** Task to carry out **
For the material that follows, list every line containing the word "name".

** Records shown **

*-*-*

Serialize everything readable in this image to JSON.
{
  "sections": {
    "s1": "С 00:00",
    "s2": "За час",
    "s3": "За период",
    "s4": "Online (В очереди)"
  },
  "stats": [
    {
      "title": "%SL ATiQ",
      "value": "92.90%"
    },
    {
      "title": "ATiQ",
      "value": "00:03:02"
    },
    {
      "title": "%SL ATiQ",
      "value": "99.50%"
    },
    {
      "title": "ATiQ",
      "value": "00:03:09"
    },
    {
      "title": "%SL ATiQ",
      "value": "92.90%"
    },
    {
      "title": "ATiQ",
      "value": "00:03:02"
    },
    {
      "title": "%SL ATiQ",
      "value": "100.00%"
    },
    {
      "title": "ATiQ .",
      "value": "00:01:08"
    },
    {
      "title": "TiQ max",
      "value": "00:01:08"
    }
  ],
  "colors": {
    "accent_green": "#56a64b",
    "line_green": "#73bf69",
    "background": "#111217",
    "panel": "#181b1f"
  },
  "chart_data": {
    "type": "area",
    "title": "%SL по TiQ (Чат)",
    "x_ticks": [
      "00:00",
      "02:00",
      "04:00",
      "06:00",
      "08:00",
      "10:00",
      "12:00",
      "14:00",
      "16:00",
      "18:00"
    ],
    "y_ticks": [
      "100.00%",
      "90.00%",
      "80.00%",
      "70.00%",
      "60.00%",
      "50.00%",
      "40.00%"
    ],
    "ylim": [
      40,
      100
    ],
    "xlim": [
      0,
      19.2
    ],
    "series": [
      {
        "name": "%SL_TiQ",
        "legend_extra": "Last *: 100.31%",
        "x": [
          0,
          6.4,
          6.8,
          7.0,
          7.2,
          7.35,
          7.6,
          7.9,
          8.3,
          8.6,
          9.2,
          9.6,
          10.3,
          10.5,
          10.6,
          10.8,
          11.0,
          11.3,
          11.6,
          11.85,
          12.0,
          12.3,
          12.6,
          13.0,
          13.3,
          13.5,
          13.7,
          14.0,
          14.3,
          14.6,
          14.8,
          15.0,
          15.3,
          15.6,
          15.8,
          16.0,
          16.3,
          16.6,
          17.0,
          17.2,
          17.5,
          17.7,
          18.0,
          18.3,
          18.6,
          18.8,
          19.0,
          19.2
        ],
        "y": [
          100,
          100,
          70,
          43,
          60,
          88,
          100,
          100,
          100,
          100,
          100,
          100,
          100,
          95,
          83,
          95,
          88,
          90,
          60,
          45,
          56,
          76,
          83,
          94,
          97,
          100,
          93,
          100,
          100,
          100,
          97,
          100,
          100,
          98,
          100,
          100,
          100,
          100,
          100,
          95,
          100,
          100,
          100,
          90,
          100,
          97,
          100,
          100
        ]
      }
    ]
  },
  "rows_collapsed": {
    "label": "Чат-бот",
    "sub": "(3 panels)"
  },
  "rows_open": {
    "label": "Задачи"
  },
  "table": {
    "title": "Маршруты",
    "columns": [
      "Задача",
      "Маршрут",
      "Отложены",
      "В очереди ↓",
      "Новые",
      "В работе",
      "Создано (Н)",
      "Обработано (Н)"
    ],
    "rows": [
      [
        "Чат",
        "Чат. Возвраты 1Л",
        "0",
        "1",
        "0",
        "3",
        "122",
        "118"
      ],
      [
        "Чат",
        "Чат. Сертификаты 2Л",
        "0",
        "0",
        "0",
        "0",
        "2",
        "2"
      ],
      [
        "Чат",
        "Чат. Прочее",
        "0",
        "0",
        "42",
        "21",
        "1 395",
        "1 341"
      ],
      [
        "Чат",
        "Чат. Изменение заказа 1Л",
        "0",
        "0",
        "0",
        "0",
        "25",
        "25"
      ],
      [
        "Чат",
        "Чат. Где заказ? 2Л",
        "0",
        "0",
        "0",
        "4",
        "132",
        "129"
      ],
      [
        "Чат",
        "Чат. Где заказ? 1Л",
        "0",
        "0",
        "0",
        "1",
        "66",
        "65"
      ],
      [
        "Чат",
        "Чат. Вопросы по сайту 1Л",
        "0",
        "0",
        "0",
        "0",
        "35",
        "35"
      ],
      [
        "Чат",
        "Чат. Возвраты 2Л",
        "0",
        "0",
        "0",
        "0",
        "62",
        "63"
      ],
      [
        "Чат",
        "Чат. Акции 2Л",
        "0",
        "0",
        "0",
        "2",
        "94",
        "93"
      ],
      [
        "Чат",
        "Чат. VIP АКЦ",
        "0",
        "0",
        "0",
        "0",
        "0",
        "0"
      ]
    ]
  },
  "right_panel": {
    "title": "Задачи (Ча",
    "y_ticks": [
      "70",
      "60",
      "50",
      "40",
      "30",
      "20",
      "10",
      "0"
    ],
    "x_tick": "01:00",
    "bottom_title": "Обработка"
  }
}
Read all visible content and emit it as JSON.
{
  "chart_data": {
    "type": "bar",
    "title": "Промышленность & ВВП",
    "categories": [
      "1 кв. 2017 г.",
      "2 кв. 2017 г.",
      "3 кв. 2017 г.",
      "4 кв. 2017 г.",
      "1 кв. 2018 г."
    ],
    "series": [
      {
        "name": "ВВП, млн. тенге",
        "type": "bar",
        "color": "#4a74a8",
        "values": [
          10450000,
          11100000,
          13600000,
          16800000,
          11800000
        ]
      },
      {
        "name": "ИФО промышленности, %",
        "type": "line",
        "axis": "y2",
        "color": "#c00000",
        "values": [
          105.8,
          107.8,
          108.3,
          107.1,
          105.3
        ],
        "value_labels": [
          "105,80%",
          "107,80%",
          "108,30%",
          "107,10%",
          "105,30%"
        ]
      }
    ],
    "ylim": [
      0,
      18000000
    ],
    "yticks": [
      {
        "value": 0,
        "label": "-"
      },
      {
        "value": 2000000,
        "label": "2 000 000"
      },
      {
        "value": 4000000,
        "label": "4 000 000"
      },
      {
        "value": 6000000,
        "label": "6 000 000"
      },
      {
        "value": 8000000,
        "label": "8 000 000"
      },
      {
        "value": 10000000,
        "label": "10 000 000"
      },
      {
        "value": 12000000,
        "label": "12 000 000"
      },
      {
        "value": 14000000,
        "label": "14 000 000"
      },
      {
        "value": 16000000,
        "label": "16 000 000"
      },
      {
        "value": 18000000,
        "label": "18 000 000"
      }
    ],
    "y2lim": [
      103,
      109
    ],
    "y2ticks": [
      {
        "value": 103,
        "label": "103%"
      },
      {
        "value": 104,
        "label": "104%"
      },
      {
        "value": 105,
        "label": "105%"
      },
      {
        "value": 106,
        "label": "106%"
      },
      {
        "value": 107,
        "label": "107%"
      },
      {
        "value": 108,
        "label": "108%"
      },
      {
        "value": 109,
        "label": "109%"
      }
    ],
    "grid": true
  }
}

*-*-*

** Response to the task **
        "name": "%SL_TiQ",
        "name": "ВВП, млн. тенге",
        "name": "ИФО промышленности, %",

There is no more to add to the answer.